▶ _Given request_
Return all of the data exactly as given.

Start of Given data

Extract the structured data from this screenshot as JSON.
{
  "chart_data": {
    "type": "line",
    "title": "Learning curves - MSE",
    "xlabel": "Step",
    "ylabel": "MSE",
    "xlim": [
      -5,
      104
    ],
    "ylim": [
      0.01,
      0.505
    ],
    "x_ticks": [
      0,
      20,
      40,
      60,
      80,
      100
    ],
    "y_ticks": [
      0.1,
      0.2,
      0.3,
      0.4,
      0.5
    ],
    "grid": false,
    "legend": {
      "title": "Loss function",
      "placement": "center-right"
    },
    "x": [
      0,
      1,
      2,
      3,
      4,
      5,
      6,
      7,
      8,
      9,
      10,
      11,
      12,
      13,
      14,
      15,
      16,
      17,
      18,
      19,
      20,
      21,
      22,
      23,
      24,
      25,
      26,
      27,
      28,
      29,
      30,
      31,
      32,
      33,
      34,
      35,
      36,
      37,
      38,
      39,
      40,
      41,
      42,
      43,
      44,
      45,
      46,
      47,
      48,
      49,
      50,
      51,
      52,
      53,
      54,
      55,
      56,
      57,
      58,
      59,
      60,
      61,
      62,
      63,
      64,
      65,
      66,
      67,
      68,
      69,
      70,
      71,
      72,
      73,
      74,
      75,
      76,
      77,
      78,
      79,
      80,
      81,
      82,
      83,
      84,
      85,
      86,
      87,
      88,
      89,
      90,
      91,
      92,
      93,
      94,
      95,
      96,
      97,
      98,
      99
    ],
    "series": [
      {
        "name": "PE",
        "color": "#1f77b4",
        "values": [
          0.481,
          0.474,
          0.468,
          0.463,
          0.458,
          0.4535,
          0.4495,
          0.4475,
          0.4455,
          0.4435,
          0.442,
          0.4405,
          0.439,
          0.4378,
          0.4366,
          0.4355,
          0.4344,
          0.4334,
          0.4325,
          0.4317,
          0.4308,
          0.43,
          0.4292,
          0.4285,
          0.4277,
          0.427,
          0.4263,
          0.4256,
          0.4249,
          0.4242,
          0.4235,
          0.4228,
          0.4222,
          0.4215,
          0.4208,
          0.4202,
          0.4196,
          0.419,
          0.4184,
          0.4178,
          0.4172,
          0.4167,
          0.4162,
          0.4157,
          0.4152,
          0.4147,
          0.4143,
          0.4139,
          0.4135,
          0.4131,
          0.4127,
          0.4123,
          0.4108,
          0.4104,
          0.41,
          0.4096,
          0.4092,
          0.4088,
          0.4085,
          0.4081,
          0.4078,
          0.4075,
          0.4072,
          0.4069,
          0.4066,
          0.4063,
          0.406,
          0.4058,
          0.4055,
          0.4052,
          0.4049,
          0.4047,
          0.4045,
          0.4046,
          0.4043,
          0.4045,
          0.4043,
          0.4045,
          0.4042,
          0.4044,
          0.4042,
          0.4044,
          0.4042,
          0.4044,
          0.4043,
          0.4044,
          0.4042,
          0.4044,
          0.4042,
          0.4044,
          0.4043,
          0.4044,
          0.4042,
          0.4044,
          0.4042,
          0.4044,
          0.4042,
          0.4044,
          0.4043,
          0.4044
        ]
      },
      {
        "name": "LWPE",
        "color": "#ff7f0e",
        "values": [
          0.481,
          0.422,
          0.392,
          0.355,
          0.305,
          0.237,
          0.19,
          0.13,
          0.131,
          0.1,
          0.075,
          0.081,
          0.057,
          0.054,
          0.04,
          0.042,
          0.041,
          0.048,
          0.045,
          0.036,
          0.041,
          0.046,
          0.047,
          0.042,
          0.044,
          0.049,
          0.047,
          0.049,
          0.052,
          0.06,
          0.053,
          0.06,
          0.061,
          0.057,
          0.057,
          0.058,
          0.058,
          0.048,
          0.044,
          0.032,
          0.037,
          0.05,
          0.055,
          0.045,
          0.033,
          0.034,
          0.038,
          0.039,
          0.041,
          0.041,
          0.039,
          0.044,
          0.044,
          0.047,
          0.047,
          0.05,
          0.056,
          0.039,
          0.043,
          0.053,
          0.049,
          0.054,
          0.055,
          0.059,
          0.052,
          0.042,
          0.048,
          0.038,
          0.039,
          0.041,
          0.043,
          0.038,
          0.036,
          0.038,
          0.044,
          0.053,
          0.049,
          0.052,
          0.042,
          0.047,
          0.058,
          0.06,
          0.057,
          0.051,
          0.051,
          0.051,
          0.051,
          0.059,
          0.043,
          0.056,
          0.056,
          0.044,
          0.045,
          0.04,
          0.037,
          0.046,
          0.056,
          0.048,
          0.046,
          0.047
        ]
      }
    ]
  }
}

End of Given data

▶ _Answer in full_
Extract the structured data from this screenshot as JSON.
{
  "chart_data": {
    "type": "line",
    "title": "Learning curves - MSE",
    "xlabel": "Step",
    "ylabel": "MSE",
    "xlim": [
      -5,
      104
    ],
    "ylim": [
      0.01,
      0.505
    ],
    "x_ticks": [
      0,
      20,
      40,
      60,
      80,
      100
    ],
    "y_ticks": [
      0.1,
      0.2,
      0.3,
      0.4,
      0.5
    ],
    "grid": false,
    "legend": {
      "title": "Loss function",
      "placement": "center-right"
    },
    "x": [
      0,
      1,
      2,
      3,
      4,
      5,
      6,
      7,
      8,
      9,
      10,
      11,
      12,
      13,
      14,
      15,
      16,
      17,
      18,
      19,
      20,
      21,
      22,
      23,
      24,
      25,
      26,
      27,
      28,
      29,
      30,
      31,
      32,
      33,
      34,
      35,
      36,
      37,
      38,
      39,
      40,
      41,
      42,
      43,
      44,
      45,
      46,
      47,
      48,
      49,
      50,
      51,
      52,
      53,
      54,
      55,
      56,
      57,
      58,
      59,
      60,
      61,
      62,
      63,
      64,
      65,
      66,
      67,
      68,
      69,
      70,
      71,
      72,
      73,
      74,
      75,
      76,
      77,
      78,
      79,
      80,
      81,
      82,
      83,
      84,
      85,
      86,
      87,
      88,
      89,
      90,
      91,
      92,
      93,
      94,
      95,
      96,
      97,
      98,
      99
    ],
    "series": [
      {
        "name": "PE",
        "color": "#1f77b4",
        "values": [
          0.481,
          0.474,
          0.468,
          0.463,
          0.458,
          0.4535,
          0.4495,
          0.4475,
          0.4455,
          0.4435,
          0.442,
          0.4405,
          0.439,
          0.4378,
          0.4366,
          0.4355,
          0.4344,
          0.4334,
          0.4325,
          0.4317,
          0.4308,
          0.43,
          0.4292,
          0.4285,
          0.4277,
          0.427,
          0.4263,
          0.4256,
          0.4249,
          0.4242,
          0.4235,
          0.4228,
          0.4222,
          0.4215,
          0.4208,
          0.4202,
          0.4196,
          0.419,
          0.4184,
          0.4178,
          0.4172,
          0.4167,
          0.4162,
          0.4157,
          0.4152,
          0.4147,
          0.4143,
          0.4139,
          0.4135,
          0.4131,
          0.4127,
          0.4123,
          0.4108,
          0.4104,
          0.41,
          0.4096,
          0.4092,
          0.4088,
          0.4085,
          0.4081,
          0.4078,
          0.4075,
          0.4072,
          0.4069,
          0.4066,
          0.4063,
          0.406,
          0.4058,
          0.4055,
          0.4052,
          0.4049,
          0.4047,
          0.4045,
          0.4046,
          0.4043,
          0.4045,
          0.4043,
          0.4045,
          0.4042,
          0.4044,
          0.4042,
          0.4044,
          0.4042,
          0.4044,
          0.4043,
          0.4044,
          0.4042,
          0.4044,
          0.4042,
          0.4044,
          0.4043,
          0.4044,
          0.4042,
          0.4044,
          0.4042,
          0.4044,
          0.4042,
          0.4044,
          0.4043,
          0.4044
        ]
      },
      {
        "name": "LWPE",
        "color": "#ff7f0e",
        "values": [
          0.481,
          0.422,
          0.392,
          0.355,
          0.305,
          0.237,
          0.19,
          0.13,
          0.131,
          0.1,
          0.075,
          0.081,
          0.057,
          0.054,
          0.04,
          0.042,
          0.041,
          0.048,
          0.045,
          0.036,
          0.041,
          0.046,
          0.047,
          0.042,
          0.044,
          0.049,
          0.047,
          0.049,
          0.052,
          0.06,
          0.053,
          0.06,
          0.061,
          0.057,
          0.057,
          0.058,
          0.058,
          0.048,
          0.044,
          0.032,
          0.037,
          0.05,
          0.055,
          0.045,
          0.033,
          0.034,
          0.038,
          0.039,
          0.041,
          0.041,
          0.039,
          0.044,
          0.044,
          0.047,
          0.047,
          0.05,
          0.056,
          0.039,
          0.043,
          0.053,
          0.049,
          0.054,
          0.055,
          0.059,
          0.052,
          0.042,
          0.048,
          0.038,
          0.039,
          0.041,
          0.043,
          0.038,
          0.036,
          0.038,
          0.044,
          0.053,
          0.049,
          0.052,
          0.042,
          0.047,
          0.058,
          0.06,
          0.057,
          0.051,
          0.051,
          0.051,
          0.051,
          0.059,
          0.043,
          0.056,
          0.056,
          0.044,
          0.045,
          0.04,
          0.037,
          0.046,
          0.056,
          0.048,
          0.046,
          0.047
        ]
      }
    ]
  }
}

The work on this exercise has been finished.